» STATED TASK
Repeat everything in the listing from the line containing "card-title-coffee: Coffee: [135, 487, 185, 504]" down to the line containing "nav-link-access[interactable]: Access: [936, 16, 978, 56]", keeping both of those lines.

** start of LISTED RECORDS **

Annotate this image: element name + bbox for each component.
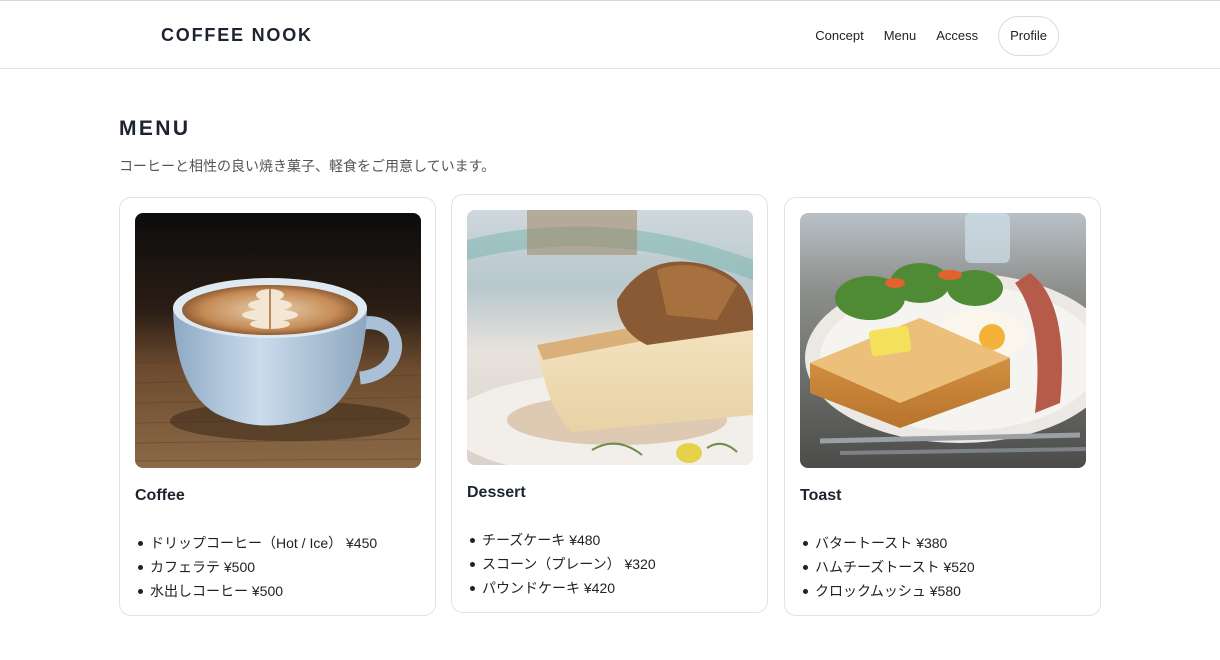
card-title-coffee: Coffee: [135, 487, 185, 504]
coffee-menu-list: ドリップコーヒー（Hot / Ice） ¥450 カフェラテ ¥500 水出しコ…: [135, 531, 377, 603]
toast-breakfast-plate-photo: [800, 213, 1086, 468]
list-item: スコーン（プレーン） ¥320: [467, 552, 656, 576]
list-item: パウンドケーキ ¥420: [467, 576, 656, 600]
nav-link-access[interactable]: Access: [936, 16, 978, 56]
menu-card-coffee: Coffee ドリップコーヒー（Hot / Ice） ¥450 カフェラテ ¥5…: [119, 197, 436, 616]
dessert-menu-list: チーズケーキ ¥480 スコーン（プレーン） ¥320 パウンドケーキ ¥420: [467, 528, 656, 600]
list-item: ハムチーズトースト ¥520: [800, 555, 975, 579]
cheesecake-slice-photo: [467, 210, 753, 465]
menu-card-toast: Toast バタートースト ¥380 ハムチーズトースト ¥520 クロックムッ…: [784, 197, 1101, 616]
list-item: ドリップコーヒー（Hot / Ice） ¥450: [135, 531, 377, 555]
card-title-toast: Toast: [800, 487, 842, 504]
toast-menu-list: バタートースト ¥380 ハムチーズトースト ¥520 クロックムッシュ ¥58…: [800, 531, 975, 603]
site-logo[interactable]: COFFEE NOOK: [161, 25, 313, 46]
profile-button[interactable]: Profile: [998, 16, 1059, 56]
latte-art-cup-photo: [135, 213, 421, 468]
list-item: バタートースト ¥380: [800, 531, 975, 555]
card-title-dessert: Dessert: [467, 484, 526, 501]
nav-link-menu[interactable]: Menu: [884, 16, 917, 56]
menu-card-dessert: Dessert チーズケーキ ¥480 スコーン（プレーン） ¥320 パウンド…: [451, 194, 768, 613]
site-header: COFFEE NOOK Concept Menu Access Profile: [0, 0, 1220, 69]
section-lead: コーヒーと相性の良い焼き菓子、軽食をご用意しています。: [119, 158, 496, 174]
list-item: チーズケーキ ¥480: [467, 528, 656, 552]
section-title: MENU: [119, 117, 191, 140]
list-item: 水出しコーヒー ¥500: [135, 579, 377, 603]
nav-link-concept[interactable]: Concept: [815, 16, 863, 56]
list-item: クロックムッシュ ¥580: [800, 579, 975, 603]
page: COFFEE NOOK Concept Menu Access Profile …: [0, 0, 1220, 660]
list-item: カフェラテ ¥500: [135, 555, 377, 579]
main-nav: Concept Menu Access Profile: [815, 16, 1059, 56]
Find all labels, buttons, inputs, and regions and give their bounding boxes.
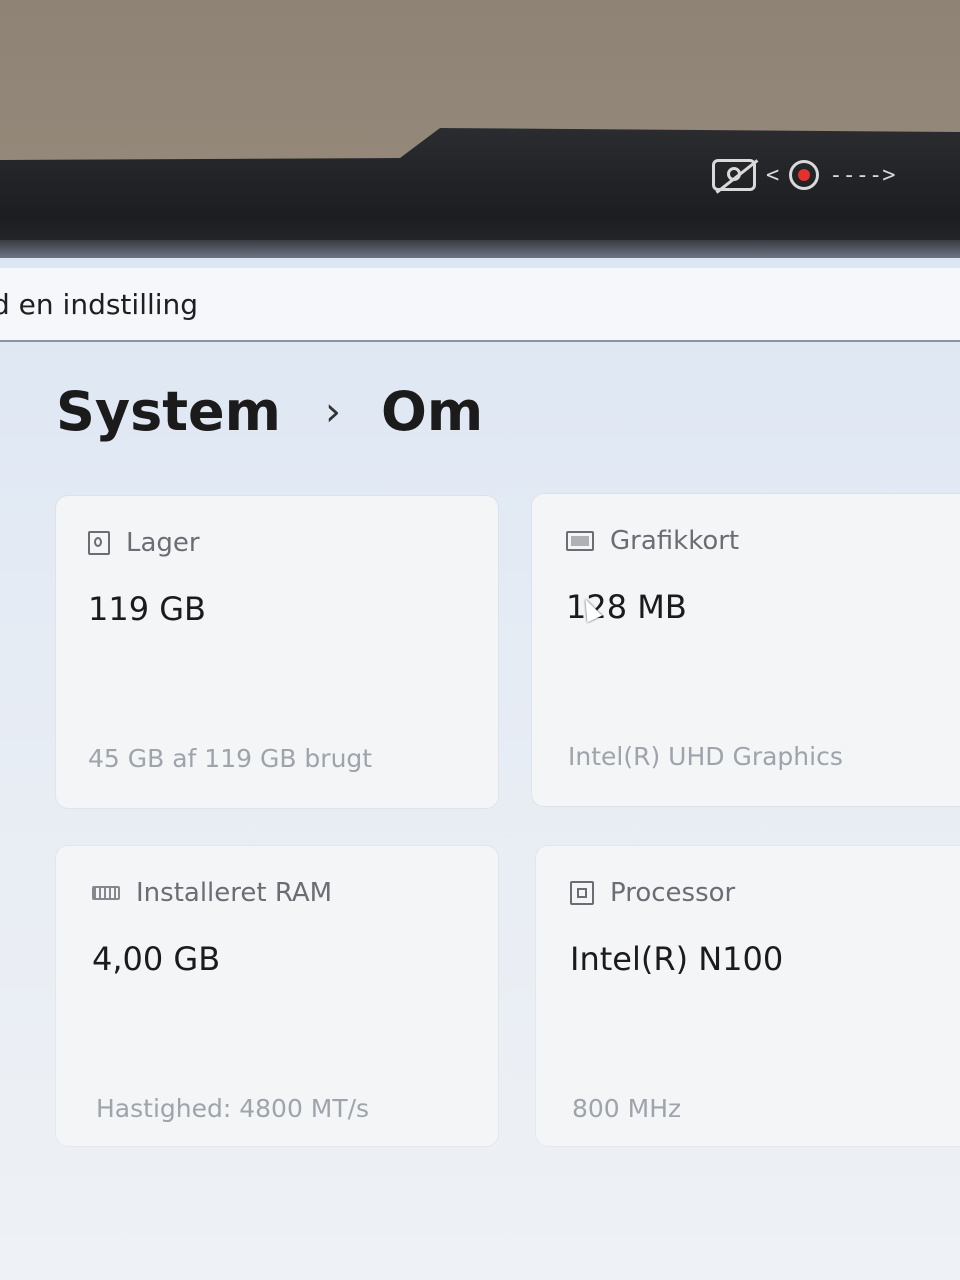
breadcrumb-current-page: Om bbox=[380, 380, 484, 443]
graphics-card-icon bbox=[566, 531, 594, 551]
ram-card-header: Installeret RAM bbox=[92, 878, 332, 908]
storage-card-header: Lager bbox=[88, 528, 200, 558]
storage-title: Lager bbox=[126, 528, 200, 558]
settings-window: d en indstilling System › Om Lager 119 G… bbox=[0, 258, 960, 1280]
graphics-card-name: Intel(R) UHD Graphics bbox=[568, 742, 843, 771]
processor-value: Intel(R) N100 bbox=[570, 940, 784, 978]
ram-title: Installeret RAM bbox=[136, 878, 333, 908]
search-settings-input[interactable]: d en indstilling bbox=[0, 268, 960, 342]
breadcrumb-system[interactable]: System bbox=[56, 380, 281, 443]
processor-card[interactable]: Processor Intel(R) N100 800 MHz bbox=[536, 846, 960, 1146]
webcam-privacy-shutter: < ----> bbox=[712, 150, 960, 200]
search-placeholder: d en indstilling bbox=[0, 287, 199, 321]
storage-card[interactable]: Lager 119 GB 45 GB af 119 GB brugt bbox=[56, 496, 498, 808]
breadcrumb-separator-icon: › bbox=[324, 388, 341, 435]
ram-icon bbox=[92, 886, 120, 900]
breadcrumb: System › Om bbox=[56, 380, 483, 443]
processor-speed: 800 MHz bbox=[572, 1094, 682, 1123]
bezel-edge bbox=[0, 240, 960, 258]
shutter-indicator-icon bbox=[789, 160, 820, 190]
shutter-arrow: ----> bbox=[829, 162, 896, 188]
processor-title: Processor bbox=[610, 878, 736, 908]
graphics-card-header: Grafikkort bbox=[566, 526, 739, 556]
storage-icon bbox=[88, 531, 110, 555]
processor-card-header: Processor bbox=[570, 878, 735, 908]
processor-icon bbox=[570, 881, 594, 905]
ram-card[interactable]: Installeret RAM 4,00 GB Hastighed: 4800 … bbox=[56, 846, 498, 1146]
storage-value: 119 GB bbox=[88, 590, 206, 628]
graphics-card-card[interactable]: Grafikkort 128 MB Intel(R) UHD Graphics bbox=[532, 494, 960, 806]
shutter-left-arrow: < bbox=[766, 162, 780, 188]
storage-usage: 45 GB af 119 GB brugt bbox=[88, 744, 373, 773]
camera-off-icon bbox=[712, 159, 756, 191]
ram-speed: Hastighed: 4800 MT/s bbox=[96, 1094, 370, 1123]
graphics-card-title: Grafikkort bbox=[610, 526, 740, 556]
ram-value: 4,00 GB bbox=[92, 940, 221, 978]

** end of LISTED RECORDS **

» EXERCISE RESPONSE
card-title-coffee: Coffee: [135, 487, 185, 504]
coffee-menu-list: ドリップコーヒー（Hot / Ice） ¥450 カフェラテ ¥500 水出しコ…: [135, 531, 377, 603]
toast-breakfast-plate-photo: [800, 213, 1086, 468]
list-item: スコーン（プレーン） ¥320: [467, 552, 656, 576]
list-item: パウンドケーキ ¥420: [467, 576, 656, 600]
nav-link-access[interactable]: Access: [936, 16, 978, 56]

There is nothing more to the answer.